◆ Written problem ◆
Copy every line from the records below that holds the word "next".

Stored data entries
++++++++++++++++++++
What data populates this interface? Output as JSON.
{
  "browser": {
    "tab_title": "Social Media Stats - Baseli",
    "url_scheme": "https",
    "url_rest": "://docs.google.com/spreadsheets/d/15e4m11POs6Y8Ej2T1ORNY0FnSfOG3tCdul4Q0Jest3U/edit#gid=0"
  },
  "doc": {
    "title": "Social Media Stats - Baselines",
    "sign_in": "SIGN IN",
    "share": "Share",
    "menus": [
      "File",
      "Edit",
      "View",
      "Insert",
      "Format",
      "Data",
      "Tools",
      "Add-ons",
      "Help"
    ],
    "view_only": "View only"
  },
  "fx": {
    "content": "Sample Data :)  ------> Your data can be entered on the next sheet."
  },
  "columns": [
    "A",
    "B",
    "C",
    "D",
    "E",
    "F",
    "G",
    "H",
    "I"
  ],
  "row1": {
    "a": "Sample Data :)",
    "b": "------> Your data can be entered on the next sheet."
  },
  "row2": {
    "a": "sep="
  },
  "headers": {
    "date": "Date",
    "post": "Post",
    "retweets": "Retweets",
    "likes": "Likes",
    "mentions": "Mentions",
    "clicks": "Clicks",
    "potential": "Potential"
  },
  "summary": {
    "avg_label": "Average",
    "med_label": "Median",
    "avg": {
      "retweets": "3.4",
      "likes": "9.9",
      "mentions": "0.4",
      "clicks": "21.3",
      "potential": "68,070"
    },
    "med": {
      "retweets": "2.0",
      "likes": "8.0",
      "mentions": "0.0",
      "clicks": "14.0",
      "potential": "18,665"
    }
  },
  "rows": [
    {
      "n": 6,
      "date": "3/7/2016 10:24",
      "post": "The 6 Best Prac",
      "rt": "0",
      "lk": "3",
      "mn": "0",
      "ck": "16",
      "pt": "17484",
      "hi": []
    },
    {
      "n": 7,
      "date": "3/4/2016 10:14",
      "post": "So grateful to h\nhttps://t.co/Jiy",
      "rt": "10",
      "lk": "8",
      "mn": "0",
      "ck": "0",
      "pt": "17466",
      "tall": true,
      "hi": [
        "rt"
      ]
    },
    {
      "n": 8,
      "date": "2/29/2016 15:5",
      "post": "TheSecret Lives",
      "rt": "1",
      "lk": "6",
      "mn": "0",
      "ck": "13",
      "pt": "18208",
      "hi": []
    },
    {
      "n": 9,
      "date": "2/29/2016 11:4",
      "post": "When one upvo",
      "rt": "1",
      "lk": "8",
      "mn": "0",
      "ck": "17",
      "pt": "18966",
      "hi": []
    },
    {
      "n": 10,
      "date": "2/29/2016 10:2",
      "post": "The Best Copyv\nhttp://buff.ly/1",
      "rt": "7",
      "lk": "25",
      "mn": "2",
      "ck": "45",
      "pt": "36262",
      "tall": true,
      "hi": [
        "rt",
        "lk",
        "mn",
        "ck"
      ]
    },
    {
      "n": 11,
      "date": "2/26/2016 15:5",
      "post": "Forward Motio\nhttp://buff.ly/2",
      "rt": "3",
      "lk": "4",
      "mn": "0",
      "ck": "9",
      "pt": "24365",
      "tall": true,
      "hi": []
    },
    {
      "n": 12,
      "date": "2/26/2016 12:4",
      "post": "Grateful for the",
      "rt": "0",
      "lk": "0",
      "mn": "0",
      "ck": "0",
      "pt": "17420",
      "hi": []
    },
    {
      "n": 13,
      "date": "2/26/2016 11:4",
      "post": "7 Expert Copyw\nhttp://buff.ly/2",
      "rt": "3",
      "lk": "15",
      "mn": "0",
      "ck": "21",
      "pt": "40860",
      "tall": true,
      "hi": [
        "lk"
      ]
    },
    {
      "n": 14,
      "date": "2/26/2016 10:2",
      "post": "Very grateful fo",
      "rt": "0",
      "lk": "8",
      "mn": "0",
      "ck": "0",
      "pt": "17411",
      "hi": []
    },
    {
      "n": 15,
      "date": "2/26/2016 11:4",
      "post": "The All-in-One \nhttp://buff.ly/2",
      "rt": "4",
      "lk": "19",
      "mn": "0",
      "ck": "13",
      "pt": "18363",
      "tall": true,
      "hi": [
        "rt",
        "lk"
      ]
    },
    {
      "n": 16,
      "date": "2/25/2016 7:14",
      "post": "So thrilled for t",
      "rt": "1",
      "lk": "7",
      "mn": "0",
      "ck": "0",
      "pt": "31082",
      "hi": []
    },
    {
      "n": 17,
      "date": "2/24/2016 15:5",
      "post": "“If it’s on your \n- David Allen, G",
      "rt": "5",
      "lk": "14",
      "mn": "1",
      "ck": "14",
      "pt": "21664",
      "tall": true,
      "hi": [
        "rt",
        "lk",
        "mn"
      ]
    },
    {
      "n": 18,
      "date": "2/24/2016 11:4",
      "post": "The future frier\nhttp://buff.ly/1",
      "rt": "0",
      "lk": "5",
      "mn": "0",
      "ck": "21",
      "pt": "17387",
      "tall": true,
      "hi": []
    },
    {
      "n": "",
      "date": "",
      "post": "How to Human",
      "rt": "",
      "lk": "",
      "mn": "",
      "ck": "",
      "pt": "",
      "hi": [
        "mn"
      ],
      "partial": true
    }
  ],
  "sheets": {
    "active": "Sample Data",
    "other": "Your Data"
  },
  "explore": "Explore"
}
++++++++++++++++++++
◆ Result for this exercise ◆
    "content": "Sample Data :)  ------> Your data can be entered on the next sheet."
    "b": "------> Your data can be entered on the next sheet."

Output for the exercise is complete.